_Problem_
Extract every line from the records below that contains the word "balance".

[Dataset listings of figures]
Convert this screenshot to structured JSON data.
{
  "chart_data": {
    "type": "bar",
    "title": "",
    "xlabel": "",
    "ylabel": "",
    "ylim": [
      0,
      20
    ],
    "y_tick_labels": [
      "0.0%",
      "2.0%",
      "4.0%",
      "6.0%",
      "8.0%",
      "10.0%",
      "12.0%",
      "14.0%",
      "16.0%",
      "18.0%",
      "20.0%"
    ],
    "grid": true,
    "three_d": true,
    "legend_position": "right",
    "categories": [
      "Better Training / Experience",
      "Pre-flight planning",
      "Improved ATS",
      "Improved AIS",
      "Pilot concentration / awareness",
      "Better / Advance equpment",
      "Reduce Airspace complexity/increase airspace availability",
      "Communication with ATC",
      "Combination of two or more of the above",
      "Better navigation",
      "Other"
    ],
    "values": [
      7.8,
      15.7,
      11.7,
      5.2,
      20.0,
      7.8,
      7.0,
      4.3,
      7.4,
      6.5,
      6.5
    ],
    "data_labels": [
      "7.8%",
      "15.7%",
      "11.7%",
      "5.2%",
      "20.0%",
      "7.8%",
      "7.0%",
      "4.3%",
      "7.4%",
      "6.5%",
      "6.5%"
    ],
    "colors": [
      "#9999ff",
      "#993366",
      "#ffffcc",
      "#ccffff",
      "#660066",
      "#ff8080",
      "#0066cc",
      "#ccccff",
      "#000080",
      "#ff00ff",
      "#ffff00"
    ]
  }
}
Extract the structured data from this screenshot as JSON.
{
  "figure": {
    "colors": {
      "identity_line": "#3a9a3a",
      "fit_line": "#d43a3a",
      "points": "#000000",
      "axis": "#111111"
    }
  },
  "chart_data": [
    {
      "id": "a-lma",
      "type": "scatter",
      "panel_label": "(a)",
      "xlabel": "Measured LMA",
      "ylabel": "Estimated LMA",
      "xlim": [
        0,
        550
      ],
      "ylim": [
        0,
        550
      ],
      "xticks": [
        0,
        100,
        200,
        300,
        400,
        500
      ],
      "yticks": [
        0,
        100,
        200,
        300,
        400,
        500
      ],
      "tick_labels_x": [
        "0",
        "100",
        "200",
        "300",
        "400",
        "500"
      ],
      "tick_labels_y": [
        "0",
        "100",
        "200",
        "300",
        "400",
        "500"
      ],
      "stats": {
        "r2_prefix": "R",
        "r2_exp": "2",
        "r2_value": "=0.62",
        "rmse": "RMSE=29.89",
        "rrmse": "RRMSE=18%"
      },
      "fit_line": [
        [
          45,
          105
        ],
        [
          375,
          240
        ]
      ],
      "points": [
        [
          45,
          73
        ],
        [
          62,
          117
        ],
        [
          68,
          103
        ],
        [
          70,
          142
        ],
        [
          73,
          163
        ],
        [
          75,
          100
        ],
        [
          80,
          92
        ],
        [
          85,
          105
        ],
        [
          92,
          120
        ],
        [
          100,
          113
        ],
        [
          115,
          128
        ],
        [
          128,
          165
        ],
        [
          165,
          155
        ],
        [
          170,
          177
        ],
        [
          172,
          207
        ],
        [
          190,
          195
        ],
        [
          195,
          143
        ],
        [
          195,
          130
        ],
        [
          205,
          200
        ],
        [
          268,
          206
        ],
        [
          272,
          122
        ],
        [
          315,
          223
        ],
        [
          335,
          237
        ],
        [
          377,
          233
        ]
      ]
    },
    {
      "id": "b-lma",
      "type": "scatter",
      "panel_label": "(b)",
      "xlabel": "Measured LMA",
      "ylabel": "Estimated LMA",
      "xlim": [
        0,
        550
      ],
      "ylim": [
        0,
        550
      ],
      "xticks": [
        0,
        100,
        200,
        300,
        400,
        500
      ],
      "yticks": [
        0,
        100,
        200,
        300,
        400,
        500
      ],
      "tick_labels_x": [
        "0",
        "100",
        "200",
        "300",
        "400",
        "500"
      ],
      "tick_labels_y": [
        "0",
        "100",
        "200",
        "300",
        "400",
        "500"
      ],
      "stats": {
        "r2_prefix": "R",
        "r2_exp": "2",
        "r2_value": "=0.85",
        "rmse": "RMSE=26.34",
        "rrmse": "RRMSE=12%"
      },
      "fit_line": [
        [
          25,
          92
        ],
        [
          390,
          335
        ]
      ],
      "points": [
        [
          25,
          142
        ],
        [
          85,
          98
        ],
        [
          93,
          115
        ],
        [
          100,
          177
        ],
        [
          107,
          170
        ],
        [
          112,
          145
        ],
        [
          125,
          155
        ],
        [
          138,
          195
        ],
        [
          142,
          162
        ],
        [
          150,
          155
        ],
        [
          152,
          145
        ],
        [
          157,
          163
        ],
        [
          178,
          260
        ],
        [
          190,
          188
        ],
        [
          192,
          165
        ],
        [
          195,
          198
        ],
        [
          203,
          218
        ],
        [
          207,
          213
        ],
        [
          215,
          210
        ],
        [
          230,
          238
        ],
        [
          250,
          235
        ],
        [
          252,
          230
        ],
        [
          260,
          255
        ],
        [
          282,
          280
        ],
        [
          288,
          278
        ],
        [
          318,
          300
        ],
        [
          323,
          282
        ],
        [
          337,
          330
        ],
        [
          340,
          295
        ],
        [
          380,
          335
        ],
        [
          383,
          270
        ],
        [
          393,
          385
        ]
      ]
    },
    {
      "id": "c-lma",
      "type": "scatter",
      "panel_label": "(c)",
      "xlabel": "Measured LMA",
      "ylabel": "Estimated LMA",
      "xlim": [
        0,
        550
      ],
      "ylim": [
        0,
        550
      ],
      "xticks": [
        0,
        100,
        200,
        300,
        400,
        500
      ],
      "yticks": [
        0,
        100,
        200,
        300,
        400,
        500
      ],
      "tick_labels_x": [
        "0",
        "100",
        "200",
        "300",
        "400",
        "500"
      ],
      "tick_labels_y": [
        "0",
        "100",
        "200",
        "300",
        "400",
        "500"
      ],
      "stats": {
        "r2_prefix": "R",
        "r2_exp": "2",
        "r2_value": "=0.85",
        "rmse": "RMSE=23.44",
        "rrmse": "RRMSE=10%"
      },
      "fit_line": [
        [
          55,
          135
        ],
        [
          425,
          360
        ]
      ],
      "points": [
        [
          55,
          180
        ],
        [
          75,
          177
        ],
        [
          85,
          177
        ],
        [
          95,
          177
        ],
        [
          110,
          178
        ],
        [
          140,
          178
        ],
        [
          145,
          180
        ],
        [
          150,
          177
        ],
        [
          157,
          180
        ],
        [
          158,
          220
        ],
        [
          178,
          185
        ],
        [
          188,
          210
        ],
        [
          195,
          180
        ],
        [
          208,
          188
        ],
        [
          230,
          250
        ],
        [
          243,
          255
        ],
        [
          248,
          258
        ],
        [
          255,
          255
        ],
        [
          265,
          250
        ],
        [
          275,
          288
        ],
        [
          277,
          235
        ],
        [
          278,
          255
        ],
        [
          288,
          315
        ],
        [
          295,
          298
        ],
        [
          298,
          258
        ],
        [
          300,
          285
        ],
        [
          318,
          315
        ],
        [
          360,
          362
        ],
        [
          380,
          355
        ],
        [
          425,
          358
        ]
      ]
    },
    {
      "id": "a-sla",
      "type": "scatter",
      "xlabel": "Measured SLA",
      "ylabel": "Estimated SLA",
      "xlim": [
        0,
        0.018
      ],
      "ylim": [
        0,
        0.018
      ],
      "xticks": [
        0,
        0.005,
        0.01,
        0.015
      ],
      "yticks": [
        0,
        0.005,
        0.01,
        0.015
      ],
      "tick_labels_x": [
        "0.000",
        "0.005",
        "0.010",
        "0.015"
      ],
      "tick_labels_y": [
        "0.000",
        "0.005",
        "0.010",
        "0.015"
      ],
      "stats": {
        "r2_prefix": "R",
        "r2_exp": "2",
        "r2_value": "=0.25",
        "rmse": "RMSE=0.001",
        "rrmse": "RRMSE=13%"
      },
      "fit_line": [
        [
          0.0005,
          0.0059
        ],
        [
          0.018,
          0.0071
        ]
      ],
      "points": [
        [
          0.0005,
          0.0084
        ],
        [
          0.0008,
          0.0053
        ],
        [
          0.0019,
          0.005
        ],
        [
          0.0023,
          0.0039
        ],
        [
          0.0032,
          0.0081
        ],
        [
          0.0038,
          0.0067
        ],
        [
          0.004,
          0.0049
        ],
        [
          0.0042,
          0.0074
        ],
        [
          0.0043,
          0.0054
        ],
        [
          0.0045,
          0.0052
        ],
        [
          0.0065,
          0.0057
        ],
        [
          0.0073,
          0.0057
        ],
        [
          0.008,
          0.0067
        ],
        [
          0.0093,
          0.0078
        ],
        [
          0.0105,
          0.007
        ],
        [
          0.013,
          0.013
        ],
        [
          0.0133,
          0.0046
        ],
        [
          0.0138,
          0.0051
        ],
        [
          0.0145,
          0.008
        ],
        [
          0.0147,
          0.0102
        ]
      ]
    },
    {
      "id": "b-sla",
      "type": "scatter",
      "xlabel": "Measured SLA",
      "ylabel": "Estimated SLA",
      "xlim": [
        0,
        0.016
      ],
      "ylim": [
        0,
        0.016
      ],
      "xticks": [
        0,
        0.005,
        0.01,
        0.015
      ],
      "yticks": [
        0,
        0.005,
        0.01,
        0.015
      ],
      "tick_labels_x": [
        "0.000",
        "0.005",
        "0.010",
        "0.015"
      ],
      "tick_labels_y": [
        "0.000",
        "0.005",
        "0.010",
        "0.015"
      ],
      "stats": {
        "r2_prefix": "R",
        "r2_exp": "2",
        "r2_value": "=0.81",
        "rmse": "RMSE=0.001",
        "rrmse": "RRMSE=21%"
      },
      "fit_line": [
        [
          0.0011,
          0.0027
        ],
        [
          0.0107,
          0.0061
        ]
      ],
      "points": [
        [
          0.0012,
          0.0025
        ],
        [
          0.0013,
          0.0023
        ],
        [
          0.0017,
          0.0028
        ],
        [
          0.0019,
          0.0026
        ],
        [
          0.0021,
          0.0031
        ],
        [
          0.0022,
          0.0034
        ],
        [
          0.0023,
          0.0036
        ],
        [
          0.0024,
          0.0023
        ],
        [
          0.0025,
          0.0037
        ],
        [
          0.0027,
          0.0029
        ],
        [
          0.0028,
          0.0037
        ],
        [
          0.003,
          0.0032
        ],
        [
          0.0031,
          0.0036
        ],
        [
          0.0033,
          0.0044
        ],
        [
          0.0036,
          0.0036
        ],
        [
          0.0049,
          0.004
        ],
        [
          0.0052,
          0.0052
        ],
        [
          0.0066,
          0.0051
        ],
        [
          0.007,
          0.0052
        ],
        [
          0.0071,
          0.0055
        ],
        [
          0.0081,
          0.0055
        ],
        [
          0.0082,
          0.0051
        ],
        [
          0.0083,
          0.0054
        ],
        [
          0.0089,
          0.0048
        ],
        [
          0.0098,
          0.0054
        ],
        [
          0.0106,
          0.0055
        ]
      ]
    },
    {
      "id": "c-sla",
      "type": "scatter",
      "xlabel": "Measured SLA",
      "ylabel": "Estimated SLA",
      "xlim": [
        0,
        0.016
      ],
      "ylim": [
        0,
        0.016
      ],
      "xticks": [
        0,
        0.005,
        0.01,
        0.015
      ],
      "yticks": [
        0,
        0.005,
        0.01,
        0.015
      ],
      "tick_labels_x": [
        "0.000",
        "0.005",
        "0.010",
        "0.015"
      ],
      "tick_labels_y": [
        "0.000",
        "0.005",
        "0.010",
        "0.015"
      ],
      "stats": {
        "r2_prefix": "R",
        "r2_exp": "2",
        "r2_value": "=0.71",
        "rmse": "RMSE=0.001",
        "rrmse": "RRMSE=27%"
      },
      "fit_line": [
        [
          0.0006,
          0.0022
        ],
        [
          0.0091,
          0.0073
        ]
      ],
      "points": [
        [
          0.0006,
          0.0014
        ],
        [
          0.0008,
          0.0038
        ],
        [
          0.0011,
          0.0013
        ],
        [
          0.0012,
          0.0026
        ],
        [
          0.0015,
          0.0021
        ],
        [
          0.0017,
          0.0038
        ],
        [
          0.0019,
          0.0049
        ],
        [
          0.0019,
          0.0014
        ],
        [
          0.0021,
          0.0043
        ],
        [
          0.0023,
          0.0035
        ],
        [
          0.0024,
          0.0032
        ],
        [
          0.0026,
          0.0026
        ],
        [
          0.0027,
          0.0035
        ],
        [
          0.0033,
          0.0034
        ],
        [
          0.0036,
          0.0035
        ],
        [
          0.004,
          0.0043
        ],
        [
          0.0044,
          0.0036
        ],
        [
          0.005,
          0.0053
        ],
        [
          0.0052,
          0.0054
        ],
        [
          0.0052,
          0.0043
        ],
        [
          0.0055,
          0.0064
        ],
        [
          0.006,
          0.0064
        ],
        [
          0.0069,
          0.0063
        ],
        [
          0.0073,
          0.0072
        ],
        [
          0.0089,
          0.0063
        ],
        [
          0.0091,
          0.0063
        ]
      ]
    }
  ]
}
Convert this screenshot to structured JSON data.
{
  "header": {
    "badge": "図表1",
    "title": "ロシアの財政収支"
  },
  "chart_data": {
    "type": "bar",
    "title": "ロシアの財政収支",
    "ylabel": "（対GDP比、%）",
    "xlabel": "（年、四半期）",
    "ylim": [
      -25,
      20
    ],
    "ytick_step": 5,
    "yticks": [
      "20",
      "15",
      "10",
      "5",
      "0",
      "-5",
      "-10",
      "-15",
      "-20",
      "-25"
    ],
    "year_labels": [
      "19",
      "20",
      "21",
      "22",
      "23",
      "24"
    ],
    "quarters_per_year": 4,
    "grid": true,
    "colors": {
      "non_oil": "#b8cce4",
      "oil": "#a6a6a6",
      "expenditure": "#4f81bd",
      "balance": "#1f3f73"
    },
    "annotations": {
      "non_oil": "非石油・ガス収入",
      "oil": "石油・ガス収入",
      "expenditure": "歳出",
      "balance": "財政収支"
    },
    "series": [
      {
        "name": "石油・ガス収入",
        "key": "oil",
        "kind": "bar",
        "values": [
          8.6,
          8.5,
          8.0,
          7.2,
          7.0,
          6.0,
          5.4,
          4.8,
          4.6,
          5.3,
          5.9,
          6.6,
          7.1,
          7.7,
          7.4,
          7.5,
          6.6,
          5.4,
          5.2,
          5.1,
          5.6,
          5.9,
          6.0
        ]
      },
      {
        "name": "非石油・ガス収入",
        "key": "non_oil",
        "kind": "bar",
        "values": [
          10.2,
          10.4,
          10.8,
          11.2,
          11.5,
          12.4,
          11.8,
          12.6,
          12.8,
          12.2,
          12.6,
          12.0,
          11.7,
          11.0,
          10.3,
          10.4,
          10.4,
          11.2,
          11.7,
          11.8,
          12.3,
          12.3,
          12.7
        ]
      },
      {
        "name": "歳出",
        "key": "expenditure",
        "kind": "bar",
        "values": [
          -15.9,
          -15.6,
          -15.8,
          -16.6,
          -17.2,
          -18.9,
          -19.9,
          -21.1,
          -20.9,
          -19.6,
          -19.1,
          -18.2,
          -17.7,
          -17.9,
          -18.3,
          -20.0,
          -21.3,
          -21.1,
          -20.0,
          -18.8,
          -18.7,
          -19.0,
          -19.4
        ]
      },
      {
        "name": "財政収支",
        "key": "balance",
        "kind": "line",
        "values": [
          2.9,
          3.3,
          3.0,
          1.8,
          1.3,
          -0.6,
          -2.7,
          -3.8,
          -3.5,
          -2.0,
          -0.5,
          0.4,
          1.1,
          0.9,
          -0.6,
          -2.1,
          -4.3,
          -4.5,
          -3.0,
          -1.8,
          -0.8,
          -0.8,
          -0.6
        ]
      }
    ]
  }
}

_Problem solution_
      "balance": "#1f3f73"
      "balance": "財政収支"
        "key": "balance",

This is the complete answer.